Data extracted from a collection
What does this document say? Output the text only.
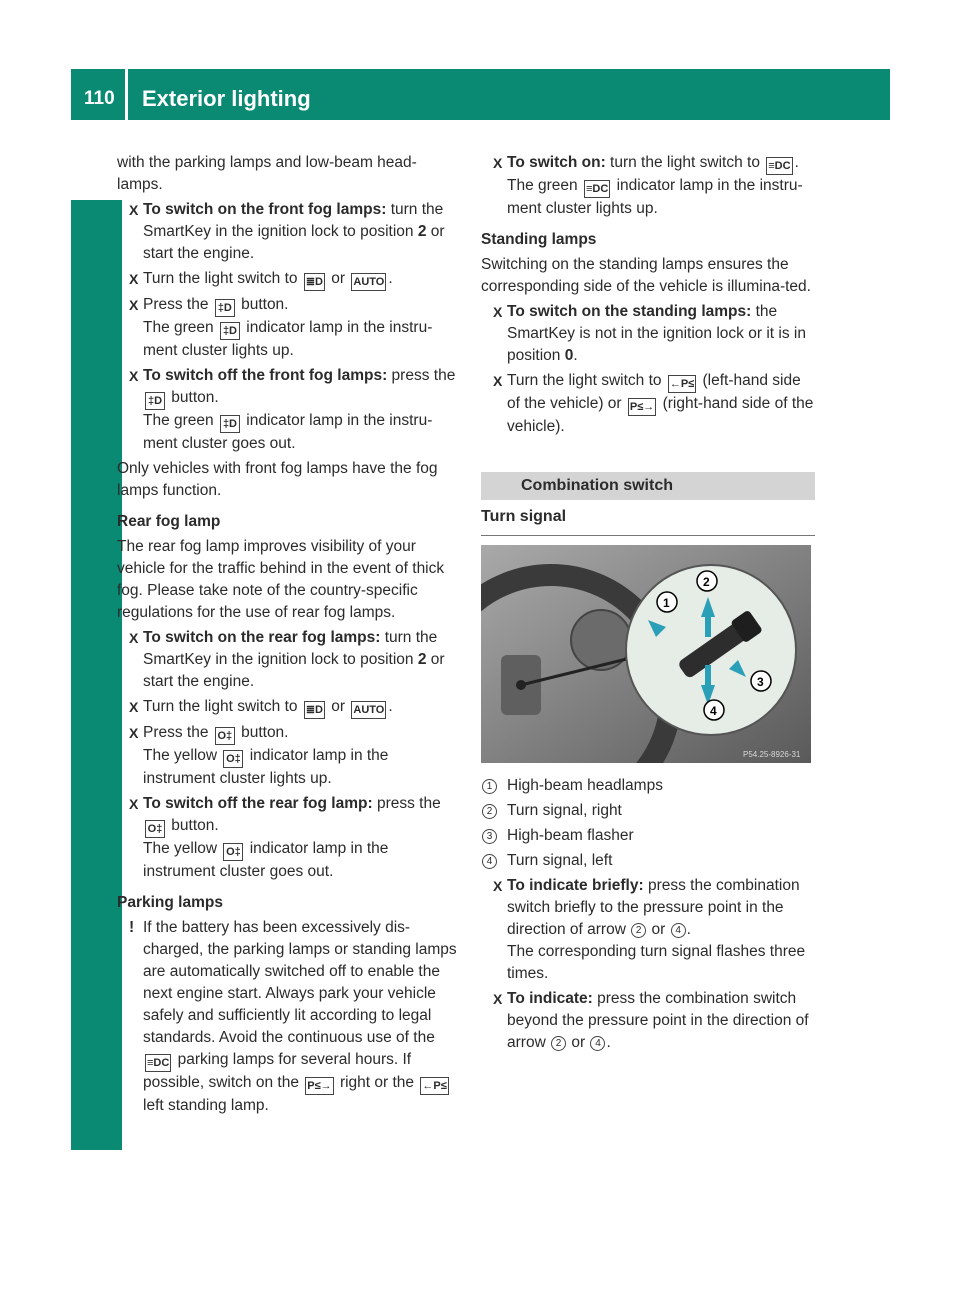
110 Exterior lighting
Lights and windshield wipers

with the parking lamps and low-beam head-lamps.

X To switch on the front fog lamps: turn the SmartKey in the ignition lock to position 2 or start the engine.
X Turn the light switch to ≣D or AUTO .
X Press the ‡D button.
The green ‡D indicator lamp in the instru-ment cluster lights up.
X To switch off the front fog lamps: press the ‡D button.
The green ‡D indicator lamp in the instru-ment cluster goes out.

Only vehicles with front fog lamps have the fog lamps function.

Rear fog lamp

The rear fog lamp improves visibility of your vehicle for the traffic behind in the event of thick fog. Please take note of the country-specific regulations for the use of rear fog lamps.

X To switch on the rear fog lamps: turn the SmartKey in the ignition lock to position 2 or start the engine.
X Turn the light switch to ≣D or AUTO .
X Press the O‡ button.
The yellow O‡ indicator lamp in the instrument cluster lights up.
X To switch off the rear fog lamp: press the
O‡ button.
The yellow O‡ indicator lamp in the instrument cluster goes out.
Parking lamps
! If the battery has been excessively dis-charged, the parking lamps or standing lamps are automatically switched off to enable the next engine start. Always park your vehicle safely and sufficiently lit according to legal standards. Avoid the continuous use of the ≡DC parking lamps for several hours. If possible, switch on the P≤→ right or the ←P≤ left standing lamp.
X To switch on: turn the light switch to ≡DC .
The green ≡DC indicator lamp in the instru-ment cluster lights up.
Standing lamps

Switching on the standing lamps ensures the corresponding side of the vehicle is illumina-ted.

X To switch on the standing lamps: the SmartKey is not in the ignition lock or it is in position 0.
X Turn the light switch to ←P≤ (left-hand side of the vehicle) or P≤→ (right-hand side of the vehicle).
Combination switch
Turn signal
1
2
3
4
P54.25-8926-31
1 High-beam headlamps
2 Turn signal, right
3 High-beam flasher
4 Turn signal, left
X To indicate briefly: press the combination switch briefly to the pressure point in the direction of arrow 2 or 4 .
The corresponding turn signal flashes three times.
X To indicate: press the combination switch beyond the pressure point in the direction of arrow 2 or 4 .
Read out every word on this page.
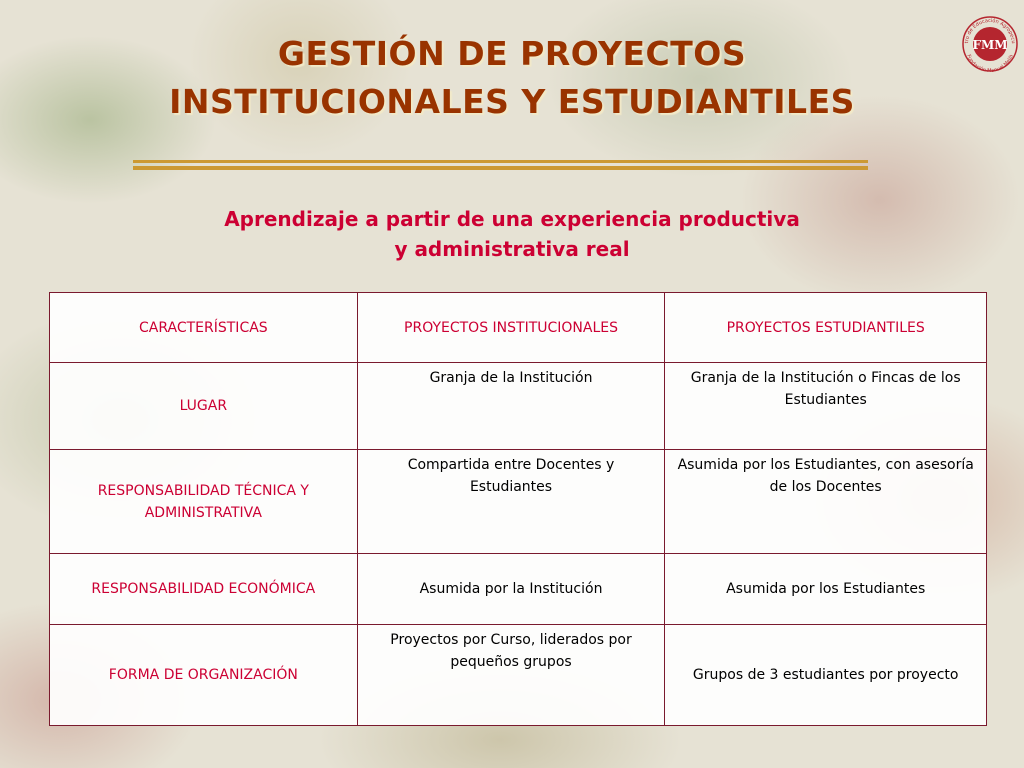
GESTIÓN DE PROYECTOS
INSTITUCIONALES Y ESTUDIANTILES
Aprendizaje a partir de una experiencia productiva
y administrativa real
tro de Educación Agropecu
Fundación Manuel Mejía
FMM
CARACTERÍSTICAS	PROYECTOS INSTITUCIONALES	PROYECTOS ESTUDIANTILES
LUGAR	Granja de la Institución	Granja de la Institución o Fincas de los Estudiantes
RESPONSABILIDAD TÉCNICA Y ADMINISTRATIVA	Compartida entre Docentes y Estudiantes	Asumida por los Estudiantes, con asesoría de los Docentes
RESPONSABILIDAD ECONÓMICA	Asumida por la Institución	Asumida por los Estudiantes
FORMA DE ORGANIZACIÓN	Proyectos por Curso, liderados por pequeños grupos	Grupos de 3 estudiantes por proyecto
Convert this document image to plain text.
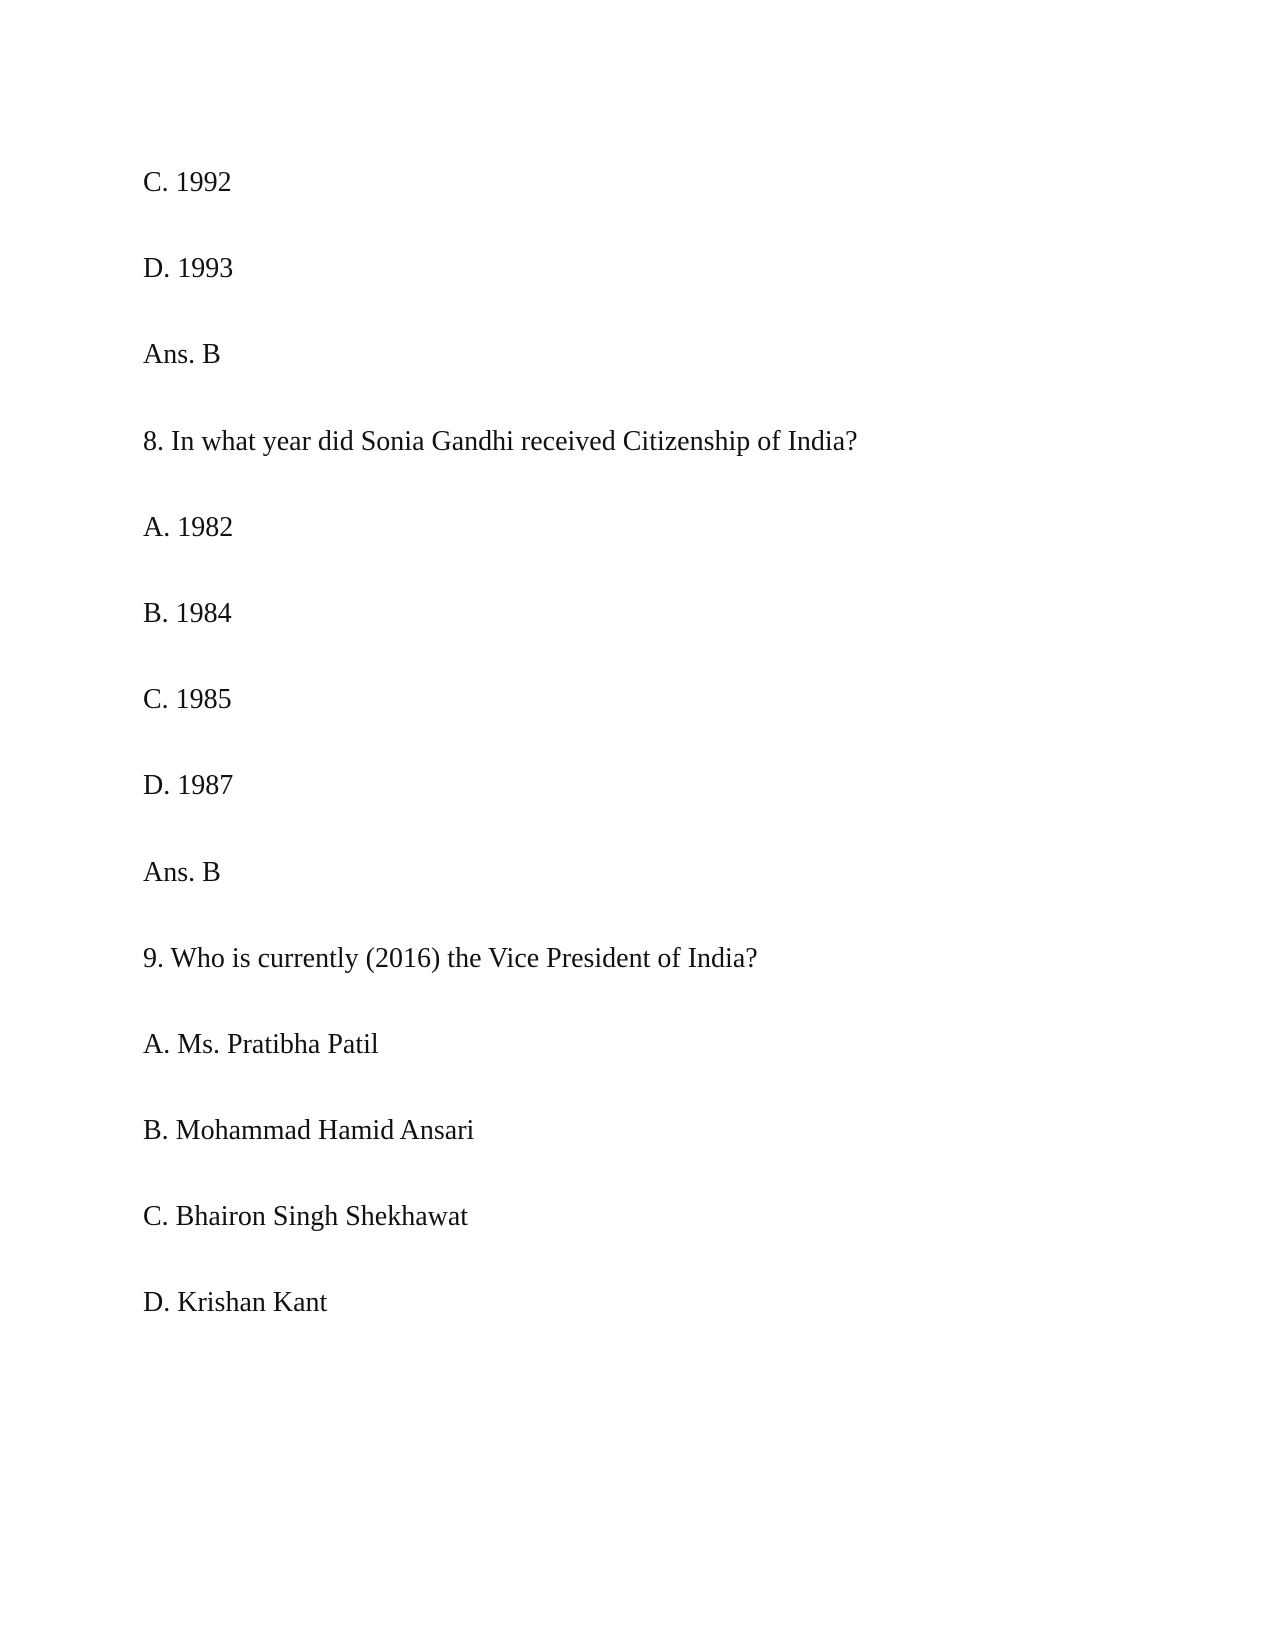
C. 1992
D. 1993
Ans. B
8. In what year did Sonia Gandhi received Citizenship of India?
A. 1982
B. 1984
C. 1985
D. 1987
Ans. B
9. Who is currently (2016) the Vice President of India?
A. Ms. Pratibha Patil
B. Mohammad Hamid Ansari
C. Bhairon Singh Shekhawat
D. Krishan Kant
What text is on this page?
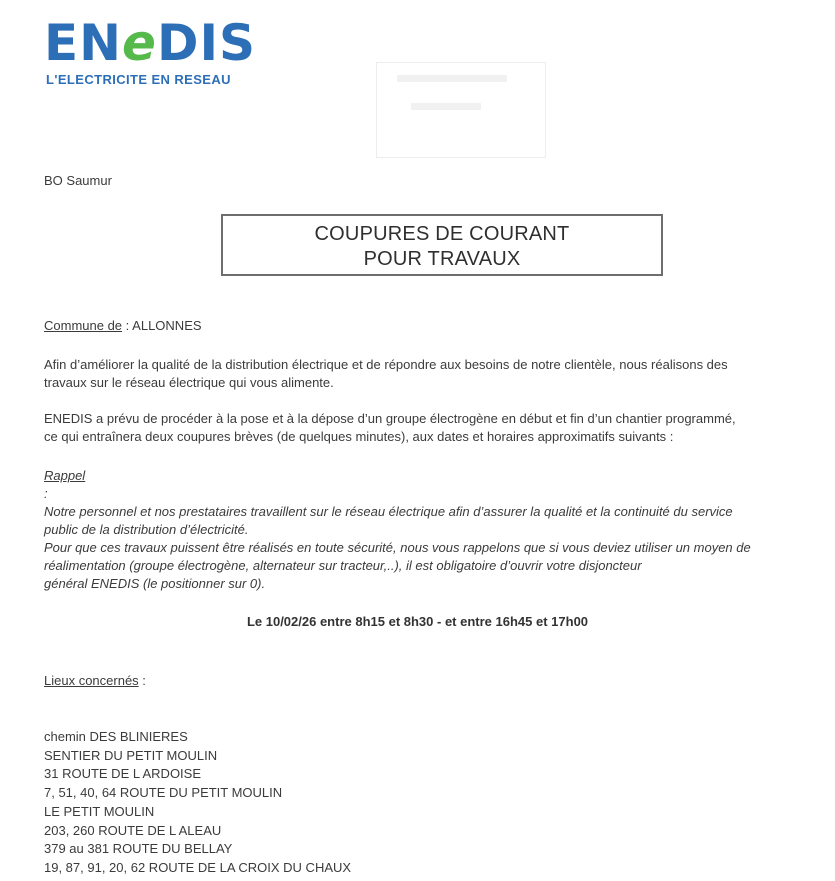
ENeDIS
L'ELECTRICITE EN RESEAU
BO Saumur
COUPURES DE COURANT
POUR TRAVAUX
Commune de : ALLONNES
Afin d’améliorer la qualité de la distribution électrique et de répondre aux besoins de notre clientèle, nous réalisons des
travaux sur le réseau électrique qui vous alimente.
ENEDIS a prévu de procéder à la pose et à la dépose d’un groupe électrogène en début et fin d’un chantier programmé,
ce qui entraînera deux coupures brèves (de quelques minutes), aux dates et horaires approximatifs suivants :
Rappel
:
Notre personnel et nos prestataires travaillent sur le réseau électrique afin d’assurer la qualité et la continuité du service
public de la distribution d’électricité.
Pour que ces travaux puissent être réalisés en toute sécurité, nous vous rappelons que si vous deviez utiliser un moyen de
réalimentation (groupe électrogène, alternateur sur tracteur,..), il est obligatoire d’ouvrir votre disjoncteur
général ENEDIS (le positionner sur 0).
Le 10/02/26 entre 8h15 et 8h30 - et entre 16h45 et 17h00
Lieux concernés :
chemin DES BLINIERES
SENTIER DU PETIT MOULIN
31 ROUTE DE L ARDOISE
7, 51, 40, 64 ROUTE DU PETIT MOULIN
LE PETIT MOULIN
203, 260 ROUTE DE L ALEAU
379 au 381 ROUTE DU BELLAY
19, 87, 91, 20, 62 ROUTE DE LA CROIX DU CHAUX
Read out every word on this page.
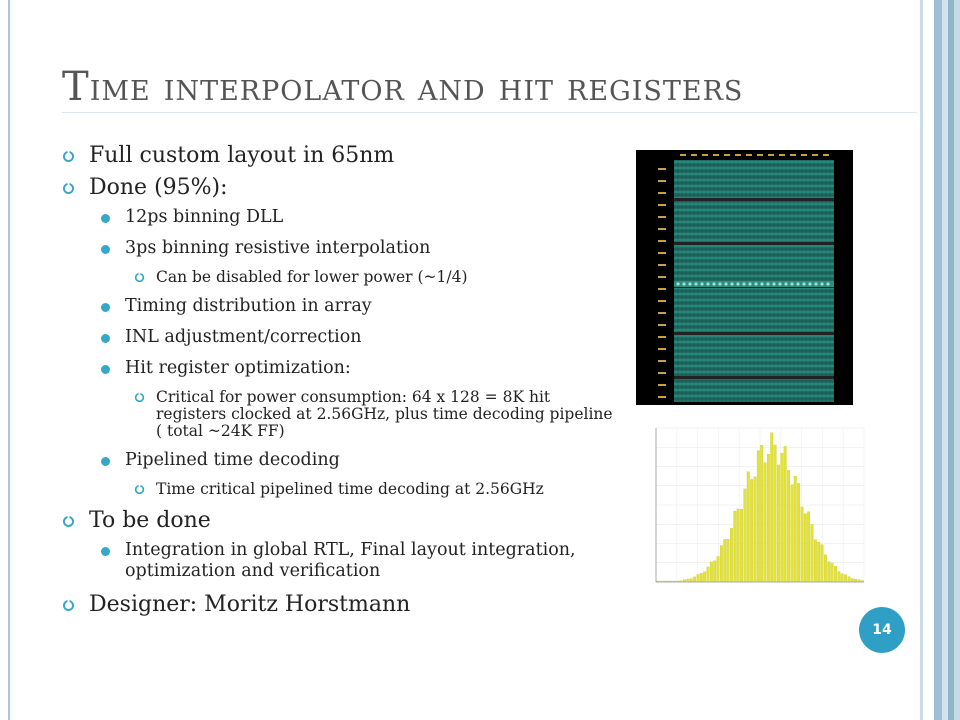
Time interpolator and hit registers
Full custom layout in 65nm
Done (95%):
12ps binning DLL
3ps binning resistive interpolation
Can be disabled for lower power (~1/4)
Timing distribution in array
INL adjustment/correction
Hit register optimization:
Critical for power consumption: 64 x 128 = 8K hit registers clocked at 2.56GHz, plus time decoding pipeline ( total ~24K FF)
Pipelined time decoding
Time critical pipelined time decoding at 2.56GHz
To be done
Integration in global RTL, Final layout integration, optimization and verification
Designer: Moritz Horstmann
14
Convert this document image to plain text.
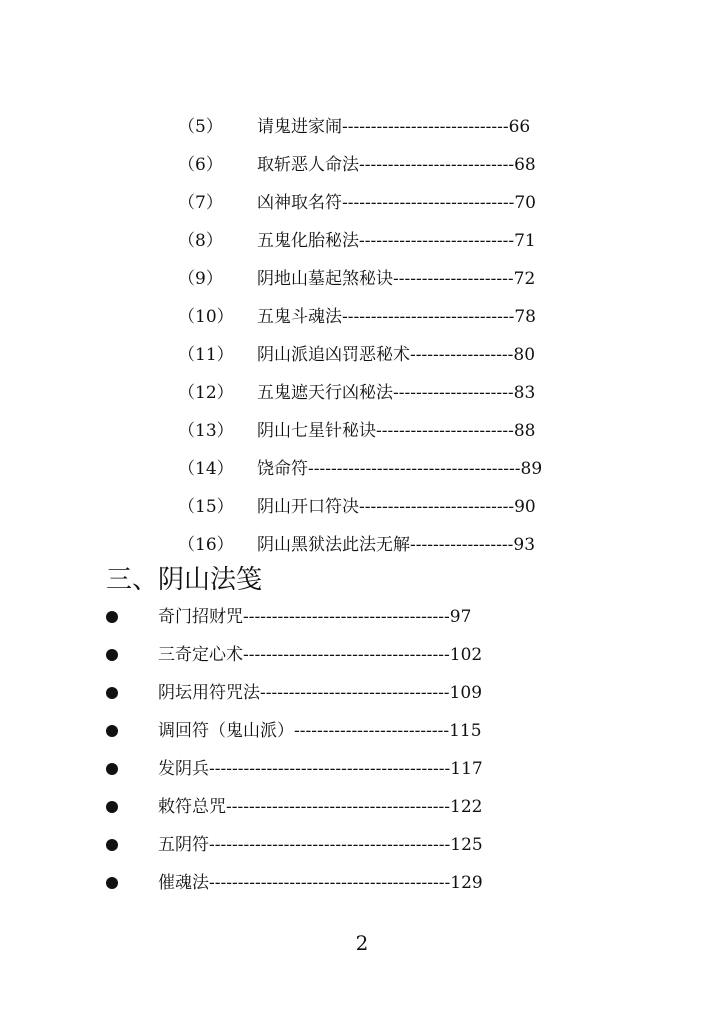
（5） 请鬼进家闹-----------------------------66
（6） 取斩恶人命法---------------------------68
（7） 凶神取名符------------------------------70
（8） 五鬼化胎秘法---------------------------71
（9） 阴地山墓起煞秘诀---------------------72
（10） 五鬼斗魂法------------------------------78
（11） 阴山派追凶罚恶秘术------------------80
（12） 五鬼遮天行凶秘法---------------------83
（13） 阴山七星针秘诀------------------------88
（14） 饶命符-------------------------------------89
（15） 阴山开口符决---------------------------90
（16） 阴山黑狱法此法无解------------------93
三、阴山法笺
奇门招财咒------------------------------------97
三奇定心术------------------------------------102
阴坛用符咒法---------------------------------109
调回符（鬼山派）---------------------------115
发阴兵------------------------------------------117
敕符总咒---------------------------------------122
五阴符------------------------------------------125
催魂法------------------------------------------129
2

CHALLENGE — Scan the material above for the string "arrow" and return the lines that hold it.

ANSWER IN FULL —
X To indicate briefly: press the combination switch briefly to the pressure point in the direction of arrow 2 or 4 .
X To indicate: press the combination switch beyond the pressure point in the direction of arrow 2 or 4 .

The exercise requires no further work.